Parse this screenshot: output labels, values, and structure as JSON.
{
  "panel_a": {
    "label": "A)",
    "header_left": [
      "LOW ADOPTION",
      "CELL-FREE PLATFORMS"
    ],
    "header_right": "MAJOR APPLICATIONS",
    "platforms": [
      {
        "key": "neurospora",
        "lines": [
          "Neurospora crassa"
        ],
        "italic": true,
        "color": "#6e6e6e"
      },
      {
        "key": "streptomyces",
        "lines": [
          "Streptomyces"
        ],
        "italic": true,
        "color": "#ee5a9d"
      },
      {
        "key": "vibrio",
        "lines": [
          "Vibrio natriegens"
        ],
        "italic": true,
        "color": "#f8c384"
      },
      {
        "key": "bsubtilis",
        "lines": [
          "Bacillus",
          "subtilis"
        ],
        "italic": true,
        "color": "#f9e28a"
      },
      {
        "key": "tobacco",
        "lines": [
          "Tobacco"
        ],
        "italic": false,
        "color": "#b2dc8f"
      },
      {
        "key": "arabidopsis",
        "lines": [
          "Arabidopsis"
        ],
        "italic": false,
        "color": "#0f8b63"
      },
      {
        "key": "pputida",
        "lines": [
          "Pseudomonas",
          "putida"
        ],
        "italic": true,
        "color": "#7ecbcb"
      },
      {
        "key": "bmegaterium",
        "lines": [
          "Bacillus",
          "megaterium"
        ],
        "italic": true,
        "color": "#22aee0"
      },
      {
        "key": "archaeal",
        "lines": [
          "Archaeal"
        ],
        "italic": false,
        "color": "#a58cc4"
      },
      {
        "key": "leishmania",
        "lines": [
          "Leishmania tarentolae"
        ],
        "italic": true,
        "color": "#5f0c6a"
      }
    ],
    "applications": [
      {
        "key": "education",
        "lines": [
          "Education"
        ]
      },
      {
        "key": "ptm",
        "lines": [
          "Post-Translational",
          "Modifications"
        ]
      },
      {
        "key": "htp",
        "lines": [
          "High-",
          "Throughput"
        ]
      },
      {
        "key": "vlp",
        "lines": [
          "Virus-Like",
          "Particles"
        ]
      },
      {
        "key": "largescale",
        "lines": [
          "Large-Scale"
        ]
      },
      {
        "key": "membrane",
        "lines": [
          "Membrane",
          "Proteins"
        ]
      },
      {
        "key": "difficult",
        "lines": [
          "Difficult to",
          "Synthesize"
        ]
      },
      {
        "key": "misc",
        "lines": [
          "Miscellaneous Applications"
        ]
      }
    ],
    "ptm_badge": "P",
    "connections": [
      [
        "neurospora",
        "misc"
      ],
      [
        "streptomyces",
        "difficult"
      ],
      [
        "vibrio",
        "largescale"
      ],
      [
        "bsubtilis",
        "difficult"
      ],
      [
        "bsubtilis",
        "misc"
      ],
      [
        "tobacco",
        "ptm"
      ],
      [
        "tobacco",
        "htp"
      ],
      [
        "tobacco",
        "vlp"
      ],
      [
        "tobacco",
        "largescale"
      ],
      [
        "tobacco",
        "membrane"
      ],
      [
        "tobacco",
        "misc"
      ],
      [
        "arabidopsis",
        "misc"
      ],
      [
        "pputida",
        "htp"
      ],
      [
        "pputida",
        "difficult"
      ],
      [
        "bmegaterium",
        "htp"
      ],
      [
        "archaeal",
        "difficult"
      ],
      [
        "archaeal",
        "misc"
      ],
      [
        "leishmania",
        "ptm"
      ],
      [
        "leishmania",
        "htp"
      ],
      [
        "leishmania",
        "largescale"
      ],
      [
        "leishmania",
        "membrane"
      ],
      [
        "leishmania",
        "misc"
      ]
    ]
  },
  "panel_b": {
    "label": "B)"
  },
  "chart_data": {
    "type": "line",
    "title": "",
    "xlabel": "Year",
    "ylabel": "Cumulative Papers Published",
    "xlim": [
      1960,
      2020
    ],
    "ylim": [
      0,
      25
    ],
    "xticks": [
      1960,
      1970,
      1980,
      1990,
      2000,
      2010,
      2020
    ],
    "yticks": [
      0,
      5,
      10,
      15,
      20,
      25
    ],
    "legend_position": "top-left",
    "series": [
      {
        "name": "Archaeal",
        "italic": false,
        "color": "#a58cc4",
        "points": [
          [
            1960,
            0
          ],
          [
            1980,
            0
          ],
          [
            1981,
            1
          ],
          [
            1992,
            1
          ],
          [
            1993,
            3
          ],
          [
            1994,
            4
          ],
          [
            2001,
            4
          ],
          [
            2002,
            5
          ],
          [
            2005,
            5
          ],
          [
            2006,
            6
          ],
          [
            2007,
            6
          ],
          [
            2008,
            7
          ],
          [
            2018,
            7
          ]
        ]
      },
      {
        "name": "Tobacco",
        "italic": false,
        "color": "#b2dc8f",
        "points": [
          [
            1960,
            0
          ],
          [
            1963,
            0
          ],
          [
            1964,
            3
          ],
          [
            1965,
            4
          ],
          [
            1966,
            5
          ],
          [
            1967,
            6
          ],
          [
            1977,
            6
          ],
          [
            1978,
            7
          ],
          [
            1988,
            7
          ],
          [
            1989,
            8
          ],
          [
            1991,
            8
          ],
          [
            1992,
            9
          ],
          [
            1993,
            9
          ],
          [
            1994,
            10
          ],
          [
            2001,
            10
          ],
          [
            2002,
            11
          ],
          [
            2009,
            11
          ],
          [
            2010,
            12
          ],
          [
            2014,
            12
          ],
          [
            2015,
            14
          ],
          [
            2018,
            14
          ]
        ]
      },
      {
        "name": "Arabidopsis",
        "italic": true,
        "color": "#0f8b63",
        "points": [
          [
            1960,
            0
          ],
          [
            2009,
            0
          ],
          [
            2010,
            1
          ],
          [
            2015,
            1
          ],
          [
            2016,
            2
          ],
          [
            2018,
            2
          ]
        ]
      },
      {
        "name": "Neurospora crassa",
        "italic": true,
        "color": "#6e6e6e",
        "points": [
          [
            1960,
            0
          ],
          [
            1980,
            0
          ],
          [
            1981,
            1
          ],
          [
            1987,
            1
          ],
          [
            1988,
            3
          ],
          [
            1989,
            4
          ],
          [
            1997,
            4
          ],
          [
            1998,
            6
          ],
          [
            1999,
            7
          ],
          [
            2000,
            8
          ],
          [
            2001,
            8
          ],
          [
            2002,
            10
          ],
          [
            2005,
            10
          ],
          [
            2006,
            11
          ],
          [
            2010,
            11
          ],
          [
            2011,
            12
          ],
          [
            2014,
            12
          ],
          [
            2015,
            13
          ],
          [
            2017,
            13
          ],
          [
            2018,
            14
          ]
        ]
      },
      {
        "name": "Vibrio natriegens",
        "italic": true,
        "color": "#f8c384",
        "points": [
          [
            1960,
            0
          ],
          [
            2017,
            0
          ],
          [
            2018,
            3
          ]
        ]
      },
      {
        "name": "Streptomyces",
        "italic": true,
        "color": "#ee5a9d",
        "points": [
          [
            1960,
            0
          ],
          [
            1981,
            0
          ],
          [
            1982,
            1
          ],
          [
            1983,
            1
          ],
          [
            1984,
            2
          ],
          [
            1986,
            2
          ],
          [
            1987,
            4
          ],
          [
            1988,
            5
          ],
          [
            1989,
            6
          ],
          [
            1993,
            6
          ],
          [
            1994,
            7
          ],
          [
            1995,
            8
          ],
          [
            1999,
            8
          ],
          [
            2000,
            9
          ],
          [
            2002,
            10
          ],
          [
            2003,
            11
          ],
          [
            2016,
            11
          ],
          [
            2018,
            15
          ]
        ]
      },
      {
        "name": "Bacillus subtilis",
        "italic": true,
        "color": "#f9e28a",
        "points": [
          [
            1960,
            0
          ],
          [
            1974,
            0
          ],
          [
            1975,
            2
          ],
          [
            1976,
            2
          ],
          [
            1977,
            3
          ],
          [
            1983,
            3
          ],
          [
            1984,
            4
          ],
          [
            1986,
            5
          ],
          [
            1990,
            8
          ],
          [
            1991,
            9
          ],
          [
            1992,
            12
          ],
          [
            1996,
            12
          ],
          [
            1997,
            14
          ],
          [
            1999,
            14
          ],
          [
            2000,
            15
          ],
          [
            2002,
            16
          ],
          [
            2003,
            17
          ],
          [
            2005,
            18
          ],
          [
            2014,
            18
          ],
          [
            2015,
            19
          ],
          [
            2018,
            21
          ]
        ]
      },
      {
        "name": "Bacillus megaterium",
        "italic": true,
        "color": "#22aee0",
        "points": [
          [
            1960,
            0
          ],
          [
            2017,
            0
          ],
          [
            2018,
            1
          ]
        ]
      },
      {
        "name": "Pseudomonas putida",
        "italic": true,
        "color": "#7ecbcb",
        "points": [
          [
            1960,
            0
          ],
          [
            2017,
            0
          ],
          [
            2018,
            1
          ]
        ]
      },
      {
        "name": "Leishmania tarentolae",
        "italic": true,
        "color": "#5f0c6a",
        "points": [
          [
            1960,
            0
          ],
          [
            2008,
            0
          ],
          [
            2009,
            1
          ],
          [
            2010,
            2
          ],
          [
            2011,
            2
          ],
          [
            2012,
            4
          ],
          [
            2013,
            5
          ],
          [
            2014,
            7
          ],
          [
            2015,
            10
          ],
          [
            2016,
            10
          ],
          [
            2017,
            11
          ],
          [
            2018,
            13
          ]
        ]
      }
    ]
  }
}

══════════════════════════════

- Prompt: If a line in the entries above has the word "Bacillus", copy it.

- Exercise result:
          "Bacillus",
          "Bacillus",
        "name": "Bacillus subtilis",
        "name": "Bacillus megaterium",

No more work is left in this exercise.